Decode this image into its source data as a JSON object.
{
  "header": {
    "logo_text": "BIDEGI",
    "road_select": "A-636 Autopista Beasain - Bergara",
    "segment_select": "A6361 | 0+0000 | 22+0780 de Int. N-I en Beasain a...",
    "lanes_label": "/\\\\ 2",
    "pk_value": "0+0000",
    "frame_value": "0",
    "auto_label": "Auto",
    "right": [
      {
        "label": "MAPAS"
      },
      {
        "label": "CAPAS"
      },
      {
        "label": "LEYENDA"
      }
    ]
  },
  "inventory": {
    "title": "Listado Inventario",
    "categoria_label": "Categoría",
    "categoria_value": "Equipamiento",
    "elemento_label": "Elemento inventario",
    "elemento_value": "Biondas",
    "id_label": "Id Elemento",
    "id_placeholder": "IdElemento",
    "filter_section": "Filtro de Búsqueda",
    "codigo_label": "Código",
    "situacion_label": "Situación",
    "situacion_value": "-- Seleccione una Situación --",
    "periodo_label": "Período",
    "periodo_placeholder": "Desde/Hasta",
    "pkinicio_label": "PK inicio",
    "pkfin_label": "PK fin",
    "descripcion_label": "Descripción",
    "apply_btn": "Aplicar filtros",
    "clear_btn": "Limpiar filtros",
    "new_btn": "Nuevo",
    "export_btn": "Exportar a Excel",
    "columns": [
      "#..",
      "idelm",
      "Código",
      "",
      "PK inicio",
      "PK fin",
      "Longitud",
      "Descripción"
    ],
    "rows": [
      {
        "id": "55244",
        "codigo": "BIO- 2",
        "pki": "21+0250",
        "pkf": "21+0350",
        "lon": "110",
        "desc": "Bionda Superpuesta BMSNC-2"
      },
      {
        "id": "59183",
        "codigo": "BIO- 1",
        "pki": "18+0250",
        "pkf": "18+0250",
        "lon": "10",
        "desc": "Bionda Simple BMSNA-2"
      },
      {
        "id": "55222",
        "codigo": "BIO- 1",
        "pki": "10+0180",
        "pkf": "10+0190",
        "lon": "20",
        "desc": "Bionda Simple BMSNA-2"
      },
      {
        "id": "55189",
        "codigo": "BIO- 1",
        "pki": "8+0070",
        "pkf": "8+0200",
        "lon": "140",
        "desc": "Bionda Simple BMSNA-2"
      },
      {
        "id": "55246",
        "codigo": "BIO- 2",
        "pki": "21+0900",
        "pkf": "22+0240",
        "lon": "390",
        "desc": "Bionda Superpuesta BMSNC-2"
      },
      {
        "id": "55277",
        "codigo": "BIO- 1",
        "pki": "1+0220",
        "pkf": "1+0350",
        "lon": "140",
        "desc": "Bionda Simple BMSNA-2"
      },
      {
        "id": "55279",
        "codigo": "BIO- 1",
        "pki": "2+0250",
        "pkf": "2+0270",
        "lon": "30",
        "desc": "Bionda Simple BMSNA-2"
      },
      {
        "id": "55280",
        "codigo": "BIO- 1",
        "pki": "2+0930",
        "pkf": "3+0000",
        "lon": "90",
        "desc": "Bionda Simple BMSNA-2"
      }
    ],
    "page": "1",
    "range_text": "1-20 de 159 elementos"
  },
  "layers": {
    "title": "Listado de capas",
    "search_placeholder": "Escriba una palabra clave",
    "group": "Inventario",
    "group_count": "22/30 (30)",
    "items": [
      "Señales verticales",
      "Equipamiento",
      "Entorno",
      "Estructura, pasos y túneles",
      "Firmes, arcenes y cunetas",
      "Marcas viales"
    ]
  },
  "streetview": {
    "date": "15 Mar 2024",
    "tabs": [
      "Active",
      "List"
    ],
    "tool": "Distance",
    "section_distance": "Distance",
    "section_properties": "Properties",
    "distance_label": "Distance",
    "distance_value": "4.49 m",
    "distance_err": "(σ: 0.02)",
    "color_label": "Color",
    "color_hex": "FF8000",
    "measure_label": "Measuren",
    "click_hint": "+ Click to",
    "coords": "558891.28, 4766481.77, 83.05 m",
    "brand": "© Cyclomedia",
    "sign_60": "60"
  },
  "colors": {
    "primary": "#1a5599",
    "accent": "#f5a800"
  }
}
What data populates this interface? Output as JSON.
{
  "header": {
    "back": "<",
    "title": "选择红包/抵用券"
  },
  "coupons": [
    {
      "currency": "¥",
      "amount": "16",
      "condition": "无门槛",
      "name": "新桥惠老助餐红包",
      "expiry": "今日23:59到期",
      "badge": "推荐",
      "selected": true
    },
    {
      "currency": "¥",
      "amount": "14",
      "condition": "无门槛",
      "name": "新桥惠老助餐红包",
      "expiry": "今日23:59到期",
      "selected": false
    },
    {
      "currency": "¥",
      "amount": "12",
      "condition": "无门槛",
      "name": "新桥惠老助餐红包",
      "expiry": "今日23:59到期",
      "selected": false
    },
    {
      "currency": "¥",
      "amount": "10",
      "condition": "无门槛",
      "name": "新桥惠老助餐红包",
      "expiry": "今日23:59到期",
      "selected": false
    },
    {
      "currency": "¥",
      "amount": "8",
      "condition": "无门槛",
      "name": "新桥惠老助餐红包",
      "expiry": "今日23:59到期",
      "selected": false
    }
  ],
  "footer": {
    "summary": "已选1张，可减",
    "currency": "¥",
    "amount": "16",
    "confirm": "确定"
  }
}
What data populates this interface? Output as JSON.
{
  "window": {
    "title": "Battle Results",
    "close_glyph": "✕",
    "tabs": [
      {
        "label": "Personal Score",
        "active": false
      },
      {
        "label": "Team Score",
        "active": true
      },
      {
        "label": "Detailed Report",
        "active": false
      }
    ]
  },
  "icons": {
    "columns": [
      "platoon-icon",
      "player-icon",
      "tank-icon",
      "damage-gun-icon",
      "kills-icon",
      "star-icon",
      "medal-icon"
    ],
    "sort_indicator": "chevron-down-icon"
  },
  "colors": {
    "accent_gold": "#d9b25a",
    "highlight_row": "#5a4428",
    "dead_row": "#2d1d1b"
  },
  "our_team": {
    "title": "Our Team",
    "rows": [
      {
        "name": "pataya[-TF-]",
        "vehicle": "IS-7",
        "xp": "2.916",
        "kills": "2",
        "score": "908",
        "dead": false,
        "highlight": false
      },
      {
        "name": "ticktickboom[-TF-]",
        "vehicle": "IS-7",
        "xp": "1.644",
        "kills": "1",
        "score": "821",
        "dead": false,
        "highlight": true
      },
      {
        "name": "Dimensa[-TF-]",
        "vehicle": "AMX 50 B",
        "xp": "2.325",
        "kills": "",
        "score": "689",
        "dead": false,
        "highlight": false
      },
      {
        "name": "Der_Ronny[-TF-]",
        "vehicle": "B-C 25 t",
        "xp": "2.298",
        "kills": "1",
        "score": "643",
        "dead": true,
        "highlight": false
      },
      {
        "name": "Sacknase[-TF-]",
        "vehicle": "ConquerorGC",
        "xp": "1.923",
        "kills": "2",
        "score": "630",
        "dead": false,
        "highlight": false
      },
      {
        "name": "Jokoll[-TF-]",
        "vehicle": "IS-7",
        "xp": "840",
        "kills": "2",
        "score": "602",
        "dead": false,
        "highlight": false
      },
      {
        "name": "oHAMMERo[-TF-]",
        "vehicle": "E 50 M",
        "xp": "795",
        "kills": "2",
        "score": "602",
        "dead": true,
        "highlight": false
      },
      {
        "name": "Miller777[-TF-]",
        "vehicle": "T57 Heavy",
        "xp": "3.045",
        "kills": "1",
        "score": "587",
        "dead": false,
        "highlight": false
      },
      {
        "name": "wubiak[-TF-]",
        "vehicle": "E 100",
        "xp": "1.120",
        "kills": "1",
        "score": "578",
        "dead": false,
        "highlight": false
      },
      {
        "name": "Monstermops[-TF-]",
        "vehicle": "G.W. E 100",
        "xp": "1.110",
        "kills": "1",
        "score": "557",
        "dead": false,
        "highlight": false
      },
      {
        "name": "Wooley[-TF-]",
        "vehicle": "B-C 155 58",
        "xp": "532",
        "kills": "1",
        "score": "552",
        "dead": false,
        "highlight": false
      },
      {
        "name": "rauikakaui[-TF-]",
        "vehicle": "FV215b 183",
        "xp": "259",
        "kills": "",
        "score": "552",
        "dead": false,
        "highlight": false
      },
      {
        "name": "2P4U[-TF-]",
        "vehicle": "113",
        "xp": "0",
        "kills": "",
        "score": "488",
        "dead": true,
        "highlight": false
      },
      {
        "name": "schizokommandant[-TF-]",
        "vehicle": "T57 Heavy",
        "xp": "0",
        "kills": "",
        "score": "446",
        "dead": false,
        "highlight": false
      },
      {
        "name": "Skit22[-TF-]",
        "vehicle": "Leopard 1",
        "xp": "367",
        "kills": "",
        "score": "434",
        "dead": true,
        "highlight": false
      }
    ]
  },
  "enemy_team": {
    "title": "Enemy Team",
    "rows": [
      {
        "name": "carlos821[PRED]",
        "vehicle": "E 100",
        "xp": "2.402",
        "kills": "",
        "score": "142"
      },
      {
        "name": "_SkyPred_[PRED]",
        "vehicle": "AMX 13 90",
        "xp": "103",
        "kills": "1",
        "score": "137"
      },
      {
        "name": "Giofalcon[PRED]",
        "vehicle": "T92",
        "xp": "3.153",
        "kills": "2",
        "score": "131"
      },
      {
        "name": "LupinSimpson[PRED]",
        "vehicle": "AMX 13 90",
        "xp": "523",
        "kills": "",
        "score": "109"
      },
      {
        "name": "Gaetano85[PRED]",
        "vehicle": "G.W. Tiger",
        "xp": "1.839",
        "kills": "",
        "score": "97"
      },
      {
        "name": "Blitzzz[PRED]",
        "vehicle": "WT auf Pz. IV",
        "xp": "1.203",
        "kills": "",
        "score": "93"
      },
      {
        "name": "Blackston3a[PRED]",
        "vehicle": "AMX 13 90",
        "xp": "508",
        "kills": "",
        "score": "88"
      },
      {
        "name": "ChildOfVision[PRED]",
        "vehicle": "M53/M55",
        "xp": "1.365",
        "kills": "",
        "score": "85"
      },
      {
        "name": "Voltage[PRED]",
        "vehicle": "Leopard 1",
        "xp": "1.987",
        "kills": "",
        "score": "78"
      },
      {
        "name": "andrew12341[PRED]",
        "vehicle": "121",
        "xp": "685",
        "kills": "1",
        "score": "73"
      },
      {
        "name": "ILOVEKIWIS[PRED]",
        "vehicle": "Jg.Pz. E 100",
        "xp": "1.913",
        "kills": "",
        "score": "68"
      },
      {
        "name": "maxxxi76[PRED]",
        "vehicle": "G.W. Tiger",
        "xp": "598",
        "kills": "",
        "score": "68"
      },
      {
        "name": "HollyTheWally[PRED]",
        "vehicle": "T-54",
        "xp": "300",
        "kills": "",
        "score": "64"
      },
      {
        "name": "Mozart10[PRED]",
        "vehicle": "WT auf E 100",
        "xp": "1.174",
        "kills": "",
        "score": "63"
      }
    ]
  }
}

+++

§ Your goal:
From the entries above, select each line containing the string "title".

§ Final result:
    "title": "Listado Inventario",
    "title": "Listado de capas",
    "title": "选择红包/抵用券"
    "title": "Battle Results",
    "title": "Our Team",
    "title": "Enemy Team",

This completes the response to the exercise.